● Supplied data
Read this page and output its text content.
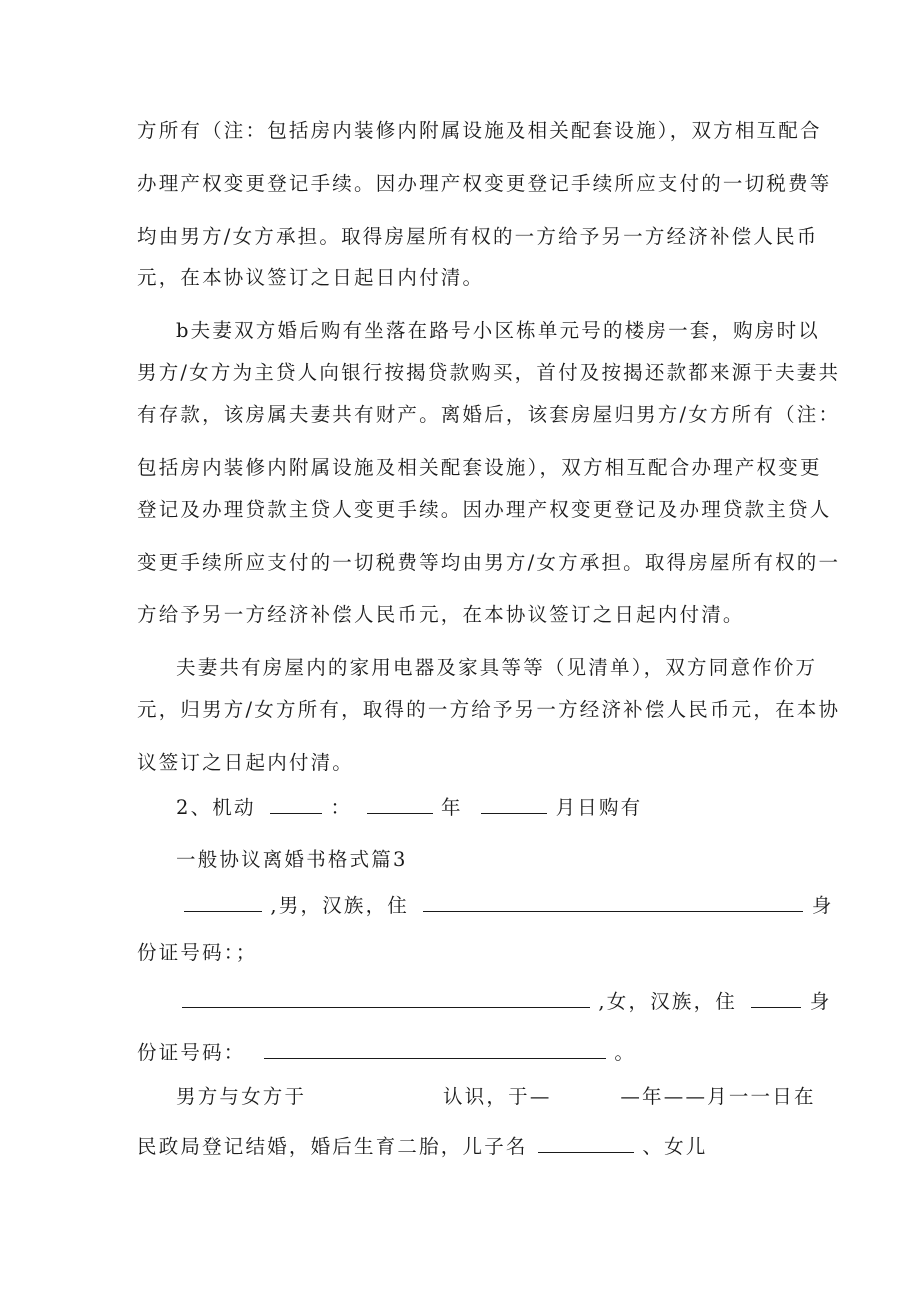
方所有（注：包括房内装修内附属设施及相关配套设施），双方相互配合
办理产权变更登记手续。因办理产权变更登记手续所应支付的一切税费等
均由男方/女方承担。取得房屋所有权的一方给予另一方经济补偿人民币
元，在本协议签订之日起日内付清。
b夫妻双方婚后购有坐落在路号小区栋单元号的楼房一套，购房时以
男方/女方为主贷人向银行按揭贷款购买，首付及按揭还款都来源于夫妻共
有存款，该房属夫妻共有财产。离婚后，该套房屋归男方/女方所有（注：
包括房内装修内附属设施及相关配套设施），双方相互配合办理产权变更
登记及办理贷款主贷人变更手续。因办理产权变更登记及办理贷款主贷人
变更手续所应支付的一切税费等均由男方/女方承担。取得房屋所有权的一
方给予另一方经济补偿人民币元，在本协议签订之日起内付清。
夫妻共有房屋内的家用电器及家具等等（见清单），双方同意作价万
元，归男方/女方所有，取得的一方给予另一方经济补偿人民币元，在本协
议签订之日起内付清。
2、机动	：	年	月日购有
一般协议离婚书格式篇3
,男，汉族，住	身
份证号码：；
,女，汉族，住	身
份证号码：	。
男方与女方于	认识，于—	—年——月一一日在
民政局登记结婚，婚后生育二胎，儿子名	、女儿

● What to work on
Print the entries above exactly, taking out only the pictures.

● Output
Read this page and output its text content.
方所有（注：包括房内装修内附属设施及相关配套设施），双方相互配合
办理产权变更登记手续。因办理产权变更登记手续所应支付的一切税费等
均由男方/女方承担。取得房屋所有权的一方给予另一方经济补偿人民币
元，在本协议签订之日起日内付清。
b夫妻双方婚后购有坐落在路号小区栋单元号的楼房一套，购房时以
男方/女方为主贷人向银行按揭贷款购买，首付及按揭还款都来源于夫妻共
有存款，该房属夫妻共有财产。离婚后，该套房屋归男方/女方所有（注：
包括房内装修内附属设施及相关配套设施），双方相互配合办理产权变更
登记及办理贷款主贷人变更手续。因办理产权变更登记及办理贷款主贷人
变更手续所应支付的一切税费等均由男方/女方承担。取得房屋所有权的一
方给予另一方经济补偿人民币元，在本协议签订之日起内付清。
夫妻共有房屋内的家用电器及家具等等（见清单），双方同意作价万
元，归男方/女方所有，取得的一方给予另一方经济补偿人民币元，在本协
议签订之日起内付清。
2、机动	：	年	月日购有
一般协议离婚书格式篇3
,男，汉族，住	身
份证号码：；
,女，汉族，住	身
份证号码：	。
男方与女方于	认识，于—	—年——月一一日在
民政局登记结婚，婚后生育二胎，儿子名	、女儿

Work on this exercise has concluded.